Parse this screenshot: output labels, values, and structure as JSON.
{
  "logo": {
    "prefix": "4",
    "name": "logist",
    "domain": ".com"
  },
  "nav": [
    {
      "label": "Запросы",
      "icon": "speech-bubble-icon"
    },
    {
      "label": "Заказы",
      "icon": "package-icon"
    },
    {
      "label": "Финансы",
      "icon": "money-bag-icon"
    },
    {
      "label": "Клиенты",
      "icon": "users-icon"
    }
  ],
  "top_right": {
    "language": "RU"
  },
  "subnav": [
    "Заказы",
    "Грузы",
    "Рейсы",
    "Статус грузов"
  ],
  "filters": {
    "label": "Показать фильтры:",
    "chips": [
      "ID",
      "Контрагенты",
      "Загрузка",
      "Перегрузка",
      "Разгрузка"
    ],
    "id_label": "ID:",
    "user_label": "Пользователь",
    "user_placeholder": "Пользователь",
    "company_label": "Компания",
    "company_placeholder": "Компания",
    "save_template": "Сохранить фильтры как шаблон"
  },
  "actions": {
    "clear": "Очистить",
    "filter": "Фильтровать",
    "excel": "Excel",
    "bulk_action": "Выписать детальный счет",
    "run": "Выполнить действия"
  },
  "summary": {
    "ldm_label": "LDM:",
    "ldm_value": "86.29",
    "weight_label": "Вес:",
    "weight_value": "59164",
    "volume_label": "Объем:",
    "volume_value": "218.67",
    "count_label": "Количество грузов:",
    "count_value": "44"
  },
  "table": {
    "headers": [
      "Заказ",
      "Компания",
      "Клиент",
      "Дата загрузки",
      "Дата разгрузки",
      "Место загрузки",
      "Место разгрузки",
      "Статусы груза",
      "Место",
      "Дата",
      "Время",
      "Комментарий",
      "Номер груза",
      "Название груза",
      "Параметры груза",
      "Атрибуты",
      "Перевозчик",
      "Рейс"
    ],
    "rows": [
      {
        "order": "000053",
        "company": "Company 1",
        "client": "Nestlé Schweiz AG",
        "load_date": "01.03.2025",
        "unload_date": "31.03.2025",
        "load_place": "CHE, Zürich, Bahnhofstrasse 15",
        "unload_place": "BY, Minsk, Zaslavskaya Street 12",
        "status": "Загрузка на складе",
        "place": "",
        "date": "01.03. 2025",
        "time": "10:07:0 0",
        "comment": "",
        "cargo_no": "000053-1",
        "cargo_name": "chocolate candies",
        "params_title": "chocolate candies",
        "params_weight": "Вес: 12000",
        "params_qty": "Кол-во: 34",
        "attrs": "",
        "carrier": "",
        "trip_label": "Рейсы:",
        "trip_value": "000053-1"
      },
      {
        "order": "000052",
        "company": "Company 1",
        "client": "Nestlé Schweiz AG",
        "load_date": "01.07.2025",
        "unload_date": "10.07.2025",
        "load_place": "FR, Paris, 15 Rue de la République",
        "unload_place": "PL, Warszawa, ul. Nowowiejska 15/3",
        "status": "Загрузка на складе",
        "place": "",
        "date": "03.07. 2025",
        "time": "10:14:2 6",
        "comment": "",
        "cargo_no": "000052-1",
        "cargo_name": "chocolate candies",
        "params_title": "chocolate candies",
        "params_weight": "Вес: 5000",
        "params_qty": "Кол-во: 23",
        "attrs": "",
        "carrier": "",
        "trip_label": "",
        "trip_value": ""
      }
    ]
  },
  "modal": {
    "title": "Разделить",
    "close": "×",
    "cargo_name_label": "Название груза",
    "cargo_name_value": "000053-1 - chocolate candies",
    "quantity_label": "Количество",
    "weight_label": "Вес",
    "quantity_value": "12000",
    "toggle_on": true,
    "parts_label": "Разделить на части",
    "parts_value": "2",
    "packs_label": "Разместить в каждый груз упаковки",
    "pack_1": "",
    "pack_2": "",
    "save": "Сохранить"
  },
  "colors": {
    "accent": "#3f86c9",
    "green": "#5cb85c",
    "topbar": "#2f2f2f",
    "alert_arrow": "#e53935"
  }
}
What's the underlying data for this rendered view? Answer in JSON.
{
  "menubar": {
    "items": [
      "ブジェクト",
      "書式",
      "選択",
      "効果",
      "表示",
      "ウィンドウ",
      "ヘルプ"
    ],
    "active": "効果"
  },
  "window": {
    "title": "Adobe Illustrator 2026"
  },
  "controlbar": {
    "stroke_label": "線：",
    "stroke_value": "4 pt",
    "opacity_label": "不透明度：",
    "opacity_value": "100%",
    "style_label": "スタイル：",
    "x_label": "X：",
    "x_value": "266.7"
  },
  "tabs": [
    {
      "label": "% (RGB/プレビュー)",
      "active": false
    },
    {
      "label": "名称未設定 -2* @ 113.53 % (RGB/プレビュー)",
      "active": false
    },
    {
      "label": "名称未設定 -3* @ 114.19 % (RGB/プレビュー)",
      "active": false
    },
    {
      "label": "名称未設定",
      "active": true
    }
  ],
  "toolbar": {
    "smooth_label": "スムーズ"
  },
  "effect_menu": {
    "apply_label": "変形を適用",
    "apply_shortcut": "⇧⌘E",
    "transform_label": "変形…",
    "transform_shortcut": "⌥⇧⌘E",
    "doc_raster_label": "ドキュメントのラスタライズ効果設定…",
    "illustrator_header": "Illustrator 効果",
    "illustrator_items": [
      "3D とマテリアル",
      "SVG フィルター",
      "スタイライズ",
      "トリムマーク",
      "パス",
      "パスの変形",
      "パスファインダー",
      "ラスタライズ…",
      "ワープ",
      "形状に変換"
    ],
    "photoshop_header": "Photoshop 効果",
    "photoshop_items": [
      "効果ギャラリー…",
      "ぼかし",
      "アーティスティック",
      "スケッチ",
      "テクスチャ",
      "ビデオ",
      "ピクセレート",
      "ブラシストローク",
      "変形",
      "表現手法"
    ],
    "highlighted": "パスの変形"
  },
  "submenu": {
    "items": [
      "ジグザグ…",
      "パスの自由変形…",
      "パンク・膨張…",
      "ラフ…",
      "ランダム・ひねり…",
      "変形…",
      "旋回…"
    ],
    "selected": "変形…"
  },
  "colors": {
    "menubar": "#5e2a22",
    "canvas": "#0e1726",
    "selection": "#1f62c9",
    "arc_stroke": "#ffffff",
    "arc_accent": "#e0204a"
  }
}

--

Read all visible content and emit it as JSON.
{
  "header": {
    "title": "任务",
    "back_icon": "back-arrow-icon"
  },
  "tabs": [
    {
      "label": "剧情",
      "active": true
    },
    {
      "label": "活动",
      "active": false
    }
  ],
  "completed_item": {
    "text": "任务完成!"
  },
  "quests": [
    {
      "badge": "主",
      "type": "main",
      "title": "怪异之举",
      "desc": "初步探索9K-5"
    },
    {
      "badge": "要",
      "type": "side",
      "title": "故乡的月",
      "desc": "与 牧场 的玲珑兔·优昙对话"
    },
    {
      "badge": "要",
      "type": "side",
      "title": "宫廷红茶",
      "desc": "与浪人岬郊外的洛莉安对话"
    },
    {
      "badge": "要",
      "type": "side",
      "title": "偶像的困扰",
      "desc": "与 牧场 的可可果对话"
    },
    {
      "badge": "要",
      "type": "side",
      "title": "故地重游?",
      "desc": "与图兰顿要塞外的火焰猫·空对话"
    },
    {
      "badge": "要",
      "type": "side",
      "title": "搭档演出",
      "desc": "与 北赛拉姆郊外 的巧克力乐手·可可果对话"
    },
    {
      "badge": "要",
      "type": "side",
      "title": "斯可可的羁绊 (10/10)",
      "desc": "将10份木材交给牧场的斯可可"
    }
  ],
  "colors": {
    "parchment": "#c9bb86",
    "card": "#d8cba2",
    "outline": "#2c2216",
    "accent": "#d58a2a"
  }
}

◆ EXERCISE DETAILS
Locate each line with the word "грузов" and copy it.

◆ EXERCISE OUTPUT
    "Статус грузов"
    "count_label": "Количество грузов:",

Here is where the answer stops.